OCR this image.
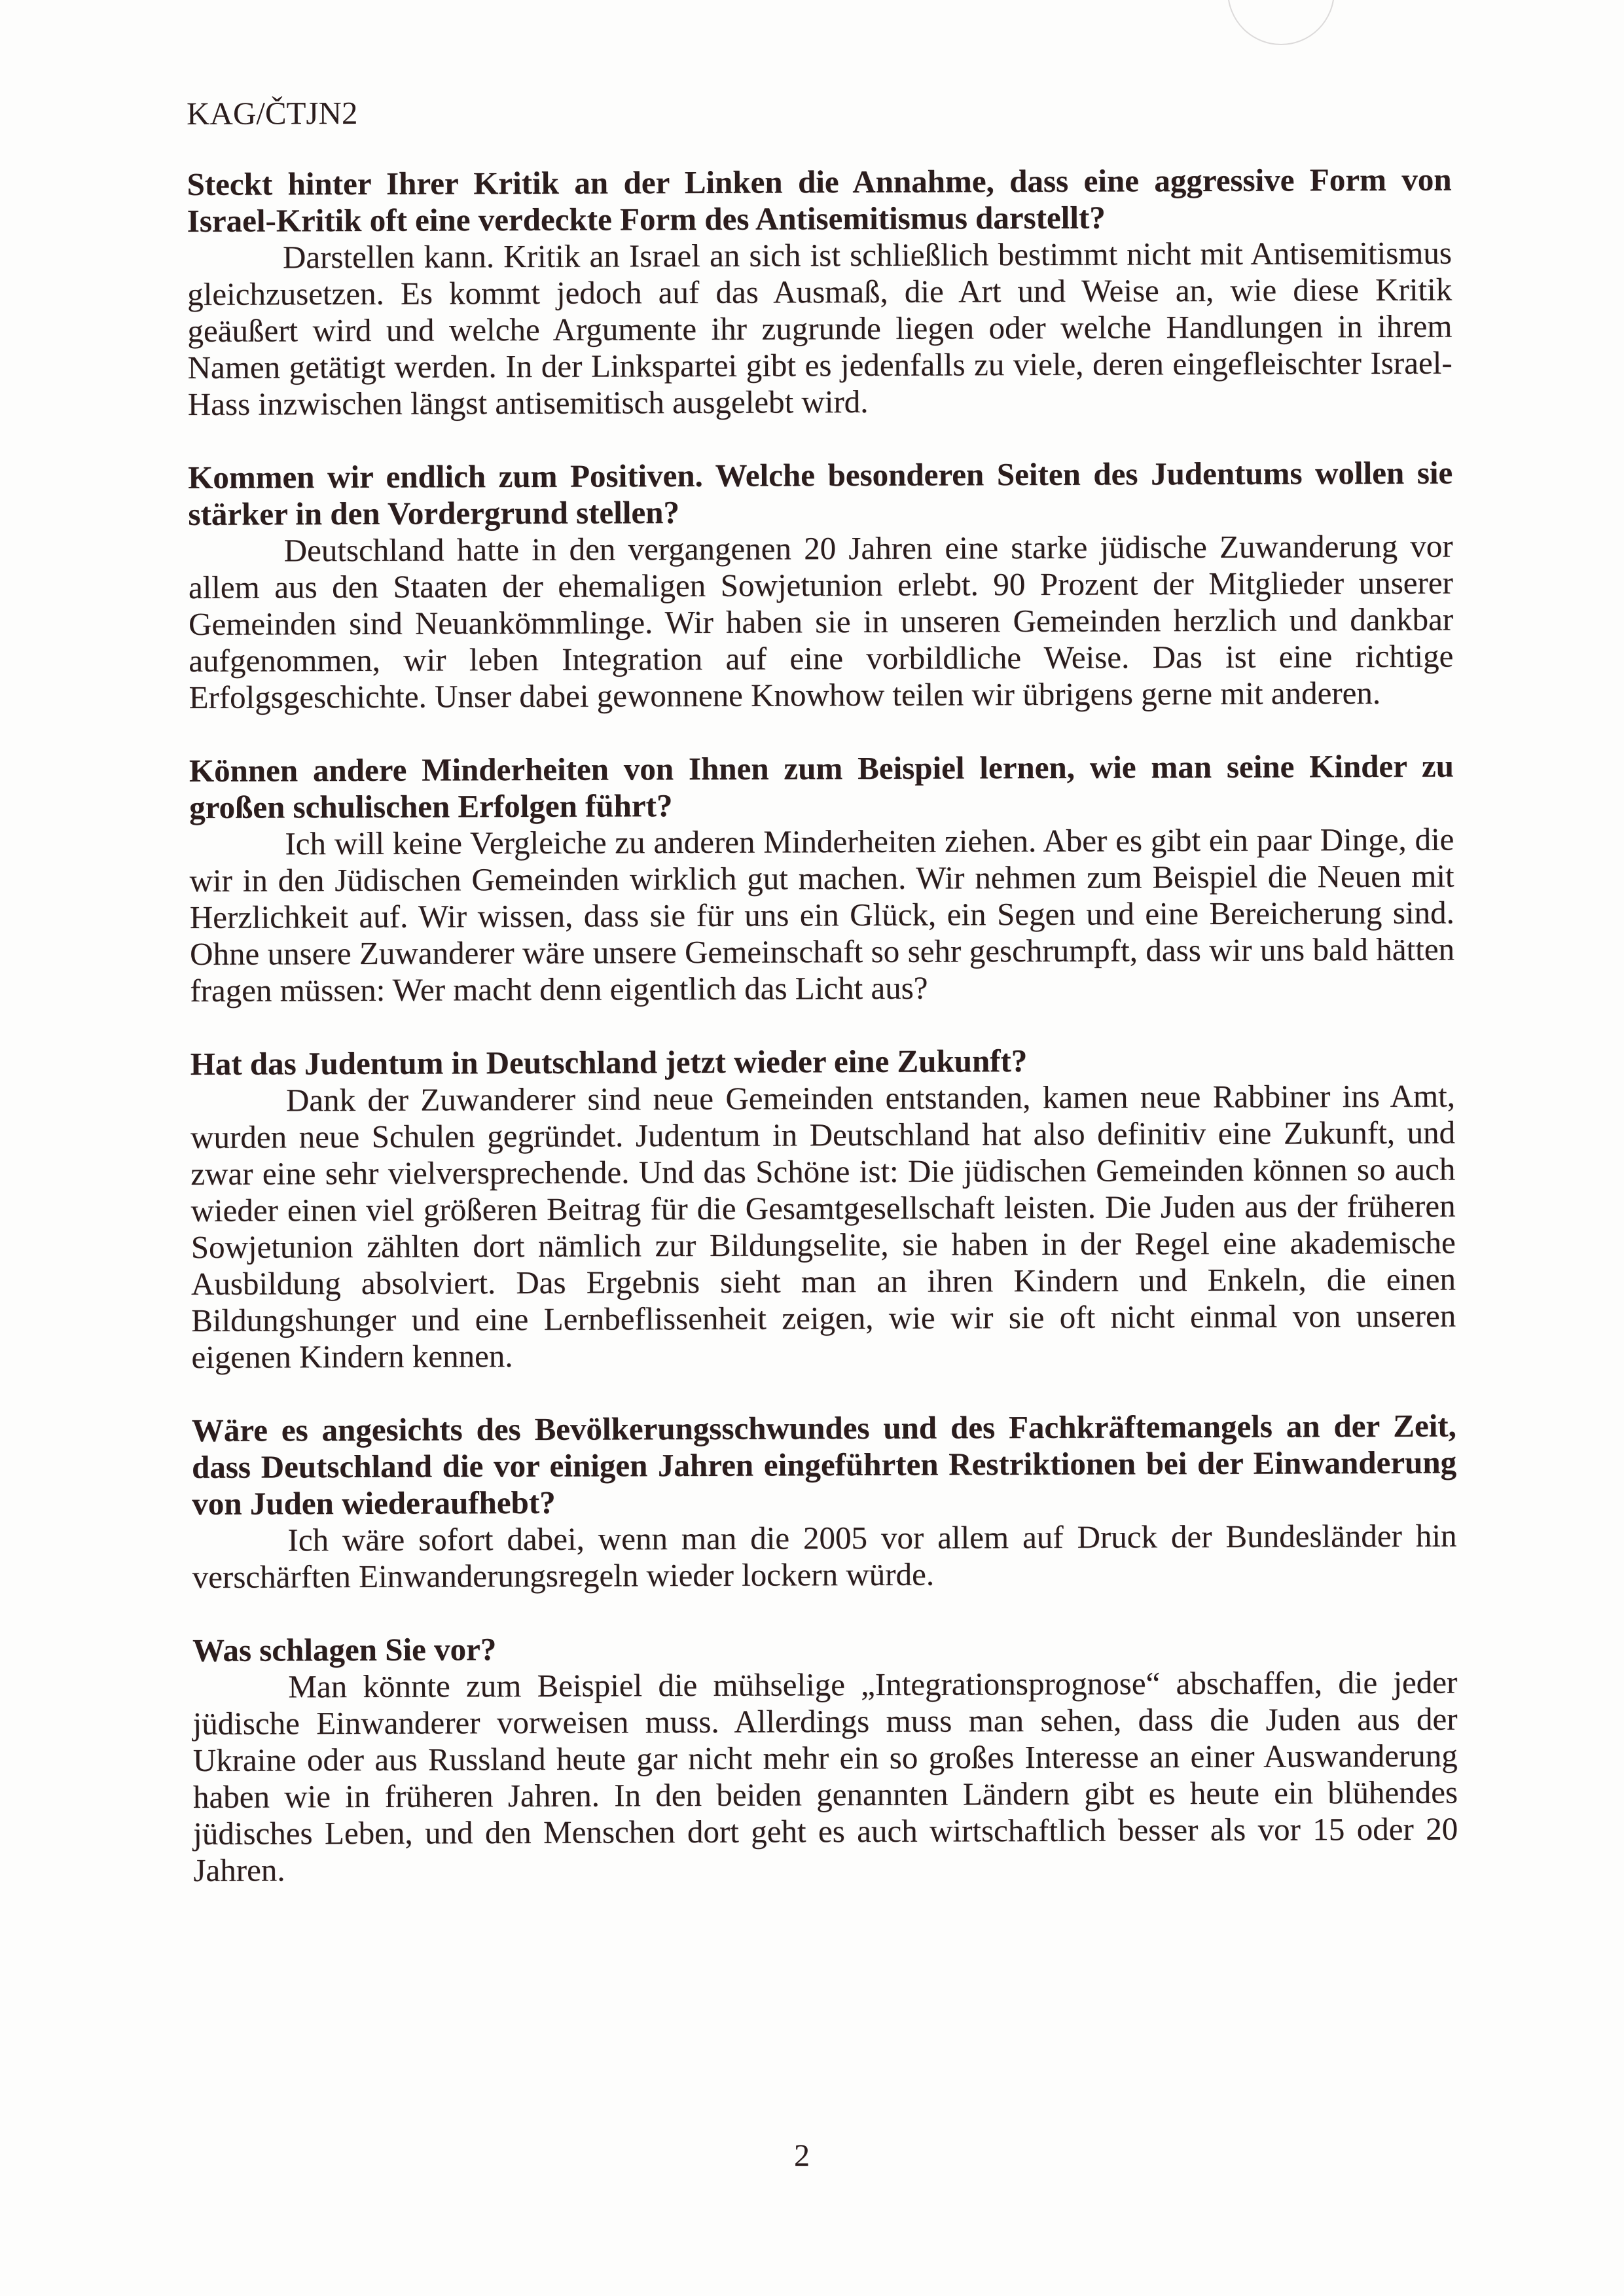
KAG/ČTJN2

Steckt hinter Ihrer Kritik an der Linken die Annahme, dass eine aggressive Form von Israel-Kritik oft eine verdeckte Form des Antisemitismus darstellt?

Darstellen kann. Kritik an Israel an sich ist schließlich bestimmt nicht mit Antisemitismus gleichzusetzen. Es kommt jedoch auf das Ausmaß, die Art und Weise an, wie diese Kritik geäußert wird und welche Argumente ihr zugrunde liegen oder welche Handlungen in ihrem Namen getätigt werden. In der Linkspartei gibt es jedenfalls zu viele, deren eingefleischter Israel-Hass inzwischen längst antisemitisch ausgelebt wird.

Kommen wir endlich zum Positiven. Welche besonderen Seiten des Judentums wollen sie stärker in den Vordergrund stellen?

Deutschland hatte in den vergangenen 20 Jahren eine starke jüdische Zuwanderung vor allem aus den Staaten der ehemaligen Sowjetunion erlebt. 90 Prozent der Mitglieder unserer Gemeinden sind Neuankömmlinge. Wir haben sie in unseren Gemeinden herzlich und dankbar aufgenommen, wir leben Integration auf eine vorbildliche Weise. Das ist eine richtige Erfolgsgeschichte. Unser dabei gewonnene Knowhow teilen wir übrigens gerne mit anderen.

Können andere Minderheiten von Ihnen zum Beispiel lernen, wie man seine Kinder zu großen schulischen Erfolgen führt?

Ich will keine Vergleiche zu anderen Minderheiten ziehen. Aber es gibt ein paar Dinge, die wir in den Jüdischen Gemeinden wirklich gut machen. Wir nehmen zum Beispiel die Neuen mit Herzlichkeit auf. Wir wissen, dass sie für uns ein Glück, ein Segen und eine Bereicherung sind. Ohne unsere Zuwanderer wäre unsere Gemeinschaft so sehr geschrumpft, dass wir uns bald hätten fragen müssen: Wer macht denn eigentlich das Licht aus?

Hat das Judentum in Deutschland jetzt wieder eine Zukunft?

Dank der Zuwanderer sind neue Gemeinden entstanden, kamen neue Rabbiner ins Amt, wurden neue Schulen gegründet. Judentum in Deutschland hat also definitiv eine Zukunft, und zwar eine sehr vielversprechende. Und das Schöne ist: Die jüdischen Gemeinden können so auch wieder einen viel größeren Beitrag für die Gesamtgesellschaft leisten. Die Juden aus der früheren Sowjetunion zählten dort nämlich zur Bildungselite, sie haben in der Regel eine akademische Ausbildung absolviert. Das Ergebnis sieht man an ihren Kindern und Enkeln, die einen Bildungshunger und eine Lernbeflissenheit zeigen, wie wir sie oft nicht einmal von unseren eigenen Kindern kennen.

Wäre es angesichts des Bevölkerungsschwundes und des Fachkräftemangels an der Zeit, dass Deutschland die vor einigen Jahren eingeführten Restriktionen bei der Einwanderung von Juden wiederaufhebt?

Ich wäre sofort dabei, wenn man die 2005 vor allem auf Druck der Bundesländer hin verschärften Einwanderungsregeln wieder lockern würde.

Was schlagen Sie vor?

Man könnte zum Beispiel die mühselige „Integrationsprognose“ abschaffen, die jeder jüdische Einwanderer vorweisen muss. Allerdings muss man sehen, dass die Juden aus der Ukraine oder aus Russland heute gar nicht mehr ein so großes Interesse an einer Auswanderung haben wie in früheren Jahren. In den beiden genannten Ländern gibt es heute ein blühendes jüdisches Leben, und den Menschen dort geht es auch wirtschaftlich besser als vor 15 oder 20 Jahren.

2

..........

Problem to solve: Reproduce the entries exactly. Do not carry over any picture.

Result:
OCR this image.
KAG/ČTJN2

Steckt hinter Ihrer Kritik an der Linken die Annahme, dass eine aggressive Form von Israel-Kritik oft eine verdeckte Form des Antisemitismus darstellt?

Darstellen kann. Kritik an Israel an sich ist schließlich bestimmt nicht mit Antisemitismus gleichzusetzen. Es kommt jedoch auf das Ausmaß, die Art und Weise an, wie diese Kritik geäußert wird und welche Argumente ihr zugrunde liegen oder welche Handlungen in ihrem Namen getätigt werden. In der Linkspartei gibt es jedenfalls zu viele, deren eingefleischter Israel-Hass inzwischen längst antisemitisch ausgelebt wird.

Kommen wir endlich zum Positiven. Welche besonderen Seiten des Judentums wollen sie stärker in den Vordergrund stellen?

Deutschland hatte in den vergangenen 20 Jahren eine starke jüdische Zuwanderung vor allem aus den Staaten der ehemaligen Sowjetunion erlebt. 90 Prozent der Mitglieder unserer Gemeinden sind Neuankömmlinge. Wir haben sie in unseren Gemeinden herzlich und dankbar aufgenommen, wir leben Integration auf eine vorbildliche Weise. Das ist eine richtige Erfolgsgeschichte. Unser dabei gewonnene Knowhow teilen wir übrigens gerne mit anderen.

Können andere Minderheiten von Ihnen zum Beispiel lernen, wie man seine Kinder zu großen schulischen Erfolgen führt?

Ich will keine Vergleiche zu anderen Minderheiten ziehen. Aber es gibt ein paar Dinge, die wir in den Jüdischen Gemeinden wirklich gut machen. Wir nehmen zum Beispiel die Neuen mit Herzlichkeit auf. Wir wissen, dass sie für uns ein Glück, ein Segen und eine Bereicherung sind. Ohne unsere Zuwanderer wäre unsere Gemeinschaft so sehr geschrumpft, dass wir uns bald hätten fragen müssen: Wer macht denn eigentlich das Licht aus?

Hat das Judentum in Deutschland jetzt wieder eine Zukunft?

Dank der Zuwanderer sind neue Gemeinden entstanden, kamen neue Rabbiner ins Amt, wurden neue Schulen gegründet. Judentum in Deutschland hat also definitiv eine Zukunft, und zwar eine sehr vielversprechende. Und das Schöne ist: Die jüdischen Gemeinden können so auch wieder einen viel größeren Beitrag für die Gesamtgesellschaft leisten. Die Juden aus der früheren Sowjetunion zählten dort nämlich zur Bildungselite, sie haben in der Regel eine akademische Ausbildung absolviert. Das Ergebnis sieht man an ihren Kindern und Enkeln, die einen Bildungshunger und eine Lernbeflissenheit zeigen, wie wir sie oft nicht einmal von unseren eigenen Kindern kennen.

Wäre es angesichts des Bevölkerungsschwundes und des Fachkräftemangels an der Zeit, dass Deutschland die vor einigen Jahren eingeführten Restriktionen bei der Einwanderung von Juden wiederaufhebt?

Ich wäre sofort dabei, wenn man die 2005 vor allem auf Druck der Bundesländer hin verschärften Einwanderungsregeln wieder lockern würde.

Was schlagen Sie vor?

Man könnte zum Beispiel die mühselige „Integrationsprognose“ abschaffen, die jeder jüdische Einwanderer vorweisen muss. Allerdings muss man sehen, dass die Juden aus der Ukraine oder aus Russland heute gar nicht mehr ein so großes Interesse an einer Auswanderung haben wie in früheren Jahren. In den beiden genannten Ländern gibt es heute ein blühendes jüdisches Leben, und den Menschen dort geht es auch wirtschaftlich besser als vor 15 oder 20 Jahren.

2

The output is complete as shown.